GIVEN ENTRIES ::
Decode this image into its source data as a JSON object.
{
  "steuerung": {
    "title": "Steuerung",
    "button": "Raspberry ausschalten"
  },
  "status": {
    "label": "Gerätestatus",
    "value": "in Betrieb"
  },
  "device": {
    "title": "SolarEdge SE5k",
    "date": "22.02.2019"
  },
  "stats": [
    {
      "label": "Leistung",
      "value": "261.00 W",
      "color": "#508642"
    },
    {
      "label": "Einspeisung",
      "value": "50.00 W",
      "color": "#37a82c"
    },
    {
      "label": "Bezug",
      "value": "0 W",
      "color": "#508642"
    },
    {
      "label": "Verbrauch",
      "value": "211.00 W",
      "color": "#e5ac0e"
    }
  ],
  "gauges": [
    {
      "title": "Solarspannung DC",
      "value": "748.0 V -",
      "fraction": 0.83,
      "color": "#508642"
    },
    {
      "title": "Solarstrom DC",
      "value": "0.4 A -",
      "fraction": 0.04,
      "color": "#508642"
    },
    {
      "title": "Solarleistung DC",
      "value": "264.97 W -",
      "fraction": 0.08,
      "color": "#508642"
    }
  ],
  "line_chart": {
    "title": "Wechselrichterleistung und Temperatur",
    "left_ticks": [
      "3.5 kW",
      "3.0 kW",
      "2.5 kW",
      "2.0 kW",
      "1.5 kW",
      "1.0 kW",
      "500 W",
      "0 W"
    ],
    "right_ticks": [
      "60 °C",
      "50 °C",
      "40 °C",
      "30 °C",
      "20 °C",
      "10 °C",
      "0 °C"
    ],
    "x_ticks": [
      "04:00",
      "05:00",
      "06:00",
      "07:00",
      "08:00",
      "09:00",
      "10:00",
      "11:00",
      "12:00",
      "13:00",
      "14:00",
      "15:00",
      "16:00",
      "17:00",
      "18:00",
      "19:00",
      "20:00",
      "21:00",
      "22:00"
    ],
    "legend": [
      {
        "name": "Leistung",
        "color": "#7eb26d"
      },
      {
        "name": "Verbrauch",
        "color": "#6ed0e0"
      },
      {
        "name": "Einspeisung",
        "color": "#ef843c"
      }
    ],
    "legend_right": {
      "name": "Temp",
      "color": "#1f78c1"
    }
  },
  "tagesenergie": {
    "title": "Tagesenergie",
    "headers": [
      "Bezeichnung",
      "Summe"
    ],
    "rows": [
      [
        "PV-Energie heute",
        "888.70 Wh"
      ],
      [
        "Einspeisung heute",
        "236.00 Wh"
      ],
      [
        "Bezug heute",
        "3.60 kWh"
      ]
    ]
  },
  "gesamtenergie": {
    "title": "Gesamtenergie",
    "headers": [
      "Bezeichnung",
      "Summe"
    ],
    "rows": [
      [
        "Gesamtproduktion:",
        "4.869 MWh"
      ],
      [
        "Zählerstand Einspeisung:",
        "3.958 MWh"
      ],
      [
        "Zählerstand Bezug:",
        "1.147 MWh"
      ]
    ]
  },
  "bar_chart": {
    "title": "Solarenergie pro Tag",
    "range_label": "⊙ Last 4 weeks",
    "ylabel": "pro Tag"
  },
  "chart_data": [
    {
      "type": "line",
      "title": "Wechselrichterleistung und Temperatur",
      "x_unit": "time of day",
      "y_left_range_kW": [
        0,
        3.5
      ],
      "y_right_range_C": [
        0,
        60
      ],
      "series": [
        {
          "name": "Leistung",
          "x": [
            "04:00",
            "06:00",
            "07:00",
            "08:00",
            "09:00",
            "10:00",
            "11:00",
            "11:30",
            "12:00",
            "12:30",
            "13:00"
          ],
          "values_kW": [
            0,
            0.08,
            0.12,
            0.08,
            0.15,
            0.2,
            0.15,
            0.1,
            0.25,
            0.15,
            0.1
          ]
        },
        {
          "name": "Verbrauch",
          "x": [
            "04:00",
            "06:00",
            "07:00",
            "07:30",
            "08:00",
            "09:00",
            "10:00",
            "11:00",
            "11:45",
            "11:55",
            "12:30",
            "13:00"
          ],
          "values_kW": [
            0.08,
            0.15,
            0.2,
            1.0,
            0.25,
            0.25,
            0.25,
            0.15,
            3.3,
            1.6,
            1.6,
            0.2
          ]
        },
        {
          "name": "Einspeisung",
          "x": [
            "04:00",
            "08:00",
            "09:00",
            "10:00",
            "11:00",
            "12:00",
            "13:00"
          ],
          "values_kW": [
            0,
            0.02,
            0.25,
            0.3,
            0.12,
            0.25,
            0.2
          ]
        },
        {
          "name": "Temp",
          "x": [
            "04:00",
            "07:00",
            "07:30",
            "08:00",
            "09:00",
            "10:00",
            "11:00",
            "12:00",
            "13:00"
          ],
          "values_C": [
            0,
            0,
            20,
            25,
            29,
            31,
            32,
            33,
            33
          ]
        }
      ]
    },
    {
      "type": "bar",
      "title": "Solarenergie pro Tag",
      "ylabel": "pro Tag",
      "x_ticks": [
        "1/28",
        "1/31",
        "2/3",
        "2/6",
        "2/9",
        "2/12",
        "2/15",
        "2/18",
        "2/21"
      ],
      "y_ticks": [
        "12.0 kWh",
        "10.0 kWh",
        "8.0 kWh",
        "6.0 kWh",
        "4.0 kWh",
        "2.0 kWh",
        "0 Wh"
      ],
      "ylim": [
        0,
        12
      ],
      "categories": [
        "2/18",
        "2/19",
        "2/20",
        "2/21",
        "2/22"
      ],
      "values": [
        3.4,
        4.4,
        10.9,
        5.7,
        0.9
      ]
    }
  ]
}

REQUIRED TASK :: Using the entries above, please restate each one word for word.

OUTPUT OF THE TASK ::
Decode this image into its source data as a JSON object.
{
  "steuerung": {
    "title": "Steuerung",
    "button": "Raspberry ausschalten"
  },
  "status": {
    "label": "Gerätestatus",
    "value": "in Betrieb"
  },
  "device": {
    "title": "SolarEdge SE5k",
    "date": "22.02.2019"
  },
  "stats": [
    {
      "label": "Leistung",
      "value": "261.00 W",
      "color": "#508642"
    },
    {
      "label": "Einspeisung",
      "value": "50.00 W",
      "color": "#37a82c"
    },
    {
      "label": "Bezug",
      "value": "0 W",
      "color": "#508642"
    },
    {
      "label": "Verbrauch",
      "value": "211.00 W",
      "color": "#e5ac0e"
    }
  ],
  "gauges": [
    {
      "title": "Solarspannung DC",
      "value": "748.0 V -",
      "fraction": 0.83,
      "color": "#508642"
    },
    {
      "title": "Solarstrom DC",
      "value": "0.4 A -",
      "fraction": 0.04,
      "color": "#508642"
    },
    {
      "title": "Solarleistung DC",
      "value": "264.97 W -",
      "fraction": 0.08,
      "color": "#508642"
    }
  ],
  "line_chart": {
    "title": "Wechselrichterleistung und Temperatur",
    "left_ticks": [
      "3.5 kW",
      "3.0 kW",
      "2.5 kW",
      "2.0 kW",
      "1.5 kW",
      "1.0 kW",
      "500 W",
      "0 W"
    ],
    "right_ticks": [
      "60 °C",
      "50 °C",
      "40 °C",
      "30 °C",
      "20 °C",
      "10 °C",
      "0 °C"
    ],
    "x_ticks": [
      "04:00",
      "05:00",
      "06:00",
      "07:00",
      "08:00",
      "09:00",
      "10:00",
      "11:00",
      "12:00",
      "13:00",
      "14:00",
      "15:00",
      "16:00",
      "17:00",
      "18:00",
      "19:00",
      "20:00",
      "21:00",
      "22:00"
    ],
    "legend": [
      {
        "name": "Leistung",
        "color": "#7eb26d"
      },
      {
        "name": "Verbrauch",
        "color": "#6ed0e0"
      },
      {
        "name": "Einspeisung",
        "color": "#ef843c"
      }
    ],
    "legend_right": {
      "name": "Temp",
      "color": "#1f78c1"
    }
  },
  "tagesenergie": {
    "title": "Tagesenergie",
    "headers": [
      "Bezeichnung",
      "Summe"
    ],
    "rows": [
      [
        "PV-Energie heute",
        "888.70 Wh"
      ],
      [
        "Einspeisung heute",
        "236.00 Wh"
      ],
      [
        "Bezug heute",
        "3.60 kWh"
      ]
    ]
  },
  "gesamtenergie": {
    "title": "Gesamtenergie",
    "headers": [
      "Bezeichnung",
      "Summe"
    ],
    "rows": [
      [
        "Gesamtproduktion:",
        "4.869 MWh"
      ],
      [
        "Zählerstand Einspeisung:",
        "3.958 MWh"
      ],
      [
        "Zählerstand Bezug:",
        "1.147 MWh"
      ]
    ]
  },
  "bar_chart": {
    "title": "Solarenergie pro Tag",
    "range_label": "⊙ Last 4 weeks",
    "ylabel": "pro Tag"
  },
  "chart_data": [
    {
      "type": "line",
      "title": "Wechselrichterleistung und Temperatur",
      "x_unit": "time of day",
      "y_left_range_kW": [
        0,
        3.5
      ],
      "y_right_range_C": [
        0,
        60
      ],
      "series": [
        {
          "name": "Leistung",
          "x": [
            "04:00",
            "06:00",
            "07:00",
            "08:00",
            "09:00",
            "10:00",
            "11:00",
            "11:30",
            "12:00",
            "12:30",
            "13:00"
          ],
          "values_kW": [
            0,
            0.08,
            0.12,
            0.08,
            0.15,
            0.2,
            0.15,
            0.1,
            0.25,
            0.15,
            0.1
          ]
        },
        {
          "name": "Verbrauch",
          "x": [
            "04:00",
            "06:00",
            "07:00",
            "07:30",
            "08:00",
            "09:00",
            "10:00",
            "11:00",
            "11:45",
            "11:55",
            "12:30",
            "13:00"
          ],
          "values_kW": [
            0.08,
            0.15,
            0.2,
            1.0,
            0.25,
            0.25,
            0.25,
            0.15,
            3.3,
            1.6,
            1.6,
            0.2
          ]
        },
        {
          "name": "Einspeisung",
          "x": [
            "04:00",
            "08:00",
            "09:00",
            "10:00",
            "11:00",
            "12:00",
            "13:00"
          ],
          "values_kW": [
            0,
            0.02,
            0.25,
            0.3,
            0.12,
            0.25,
            0.2
          ]
        },
        {
          "name": "Temp",
          "x": [
            "04:00",
            "07:00",
            "07:30",
            "08:00",
            "09:00",
            "10:00",
            "11:00",
            "12:00",
            "13:00"
          ],
          "values_C": [
            0,
            0,
            20,
            25,
            29,
            31,
            32,
            33,
            33
          ]
        }
      ]
    },
    {
      "type": "bar",
      "title": "Solarenergie pro Tag",
      "ylabel": "pro Tag",
      "x_ticks": [
        "1/28",
        "1/31",
        "2/3",
        "2/6",
        "2/9",
        "2/12",
        "2/15",
        "2/18",
        "2/21"
      ],
      "y_ticks": [
        "12.0 kWh",
        "10.0 kWh",
        "8.0 kWh",
        "6.0 kWh",
        "4.0 kWh",
        "2.0 kWh",
        "0 Wh"
      ],
      "ylim": [
        0,
        12
      ],
      "categories": [
        "2/18",
        "2/19",
        "2/20",
        "2/21",
        "2/22"
      ],
      "values": [
        3.4,
        4.4,
        10.9,
        5.7,
        0.9
      ]
    }
  ]
}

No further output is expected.